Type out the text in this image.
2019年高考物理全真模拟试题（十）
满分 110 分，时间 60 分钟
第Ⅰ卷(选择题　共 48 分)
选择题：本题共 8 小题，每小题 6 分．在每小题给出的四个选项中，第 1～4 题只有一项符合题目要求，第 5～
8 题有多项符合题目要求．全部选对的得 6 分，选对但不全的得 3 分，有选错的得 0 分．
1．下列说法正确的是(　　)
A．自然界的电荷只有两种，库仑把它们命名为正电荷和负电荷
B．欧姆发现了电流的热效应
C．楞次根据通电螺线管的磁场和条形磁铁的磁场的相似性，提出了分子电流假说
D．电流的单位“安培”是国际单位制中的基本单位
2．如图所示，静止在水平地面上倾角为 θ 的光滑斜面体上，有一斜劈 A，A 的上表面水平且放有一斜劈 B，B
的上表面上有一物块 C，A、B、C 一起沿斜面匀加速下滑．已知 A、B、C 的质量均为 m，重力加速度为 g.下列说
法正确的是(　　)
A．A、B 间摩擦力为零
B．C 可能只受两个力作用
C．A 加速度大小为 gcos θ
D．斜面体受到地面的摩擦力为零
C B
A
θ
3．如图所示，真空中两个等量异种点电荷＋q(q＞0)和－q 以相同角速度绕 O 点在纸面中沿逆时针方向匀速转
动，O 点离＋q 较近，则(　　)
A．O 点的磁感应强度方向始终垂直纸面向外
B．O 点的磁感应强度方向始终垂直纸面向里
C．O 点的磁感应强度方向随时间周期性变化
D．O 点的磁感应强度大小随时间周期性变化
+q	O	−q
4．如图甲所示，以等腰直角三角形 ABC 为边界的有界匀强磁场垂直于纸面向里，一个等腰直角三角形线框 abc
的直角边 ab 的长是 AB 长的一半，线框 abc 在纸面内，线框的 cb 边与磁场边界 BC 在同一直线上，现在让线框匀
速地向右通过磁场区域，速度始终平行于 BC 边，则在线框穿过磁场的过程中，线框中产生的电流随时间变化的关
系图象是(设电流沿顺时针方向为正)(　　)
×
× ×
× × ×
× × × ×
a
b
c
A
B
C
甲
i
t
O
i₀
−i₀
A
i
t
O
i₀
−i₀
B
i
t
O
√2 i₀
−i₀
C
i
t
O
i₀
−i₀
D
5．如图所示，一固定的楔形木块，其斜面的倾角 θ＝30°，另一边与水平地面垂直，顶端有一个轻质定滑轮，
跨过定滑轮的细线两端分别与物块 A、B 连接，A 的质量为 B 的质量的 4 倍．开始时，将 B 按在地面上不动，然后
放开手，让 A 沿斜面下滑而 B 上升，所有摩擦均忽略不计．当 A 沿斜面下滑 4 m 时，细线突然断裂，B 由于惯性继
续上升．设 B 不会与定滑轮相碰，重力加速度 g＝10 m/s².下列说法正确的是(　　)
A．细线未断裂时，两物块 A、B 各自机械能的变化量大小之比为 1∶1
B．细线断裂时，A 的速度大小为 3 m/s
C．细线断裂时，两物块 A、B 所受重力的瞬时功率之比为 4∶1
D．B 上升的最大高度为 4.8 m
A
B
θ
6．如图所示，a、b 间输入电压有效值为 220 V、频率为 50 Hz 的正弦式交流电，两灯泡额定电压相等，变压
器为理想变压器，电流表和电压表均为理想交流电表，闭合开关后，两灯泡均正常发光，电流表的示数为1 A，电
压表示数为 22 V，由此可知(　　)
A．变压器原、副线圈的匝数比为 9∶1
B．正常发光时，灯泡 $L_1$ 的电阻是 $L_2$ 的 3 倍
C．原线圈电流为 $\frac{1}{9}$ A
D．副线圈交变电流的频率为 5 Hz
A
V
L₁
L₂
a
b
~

###

Across the entries, how many lines hold the word "如图所示"? Say only the number.

» CORRECT OUTPUT:
4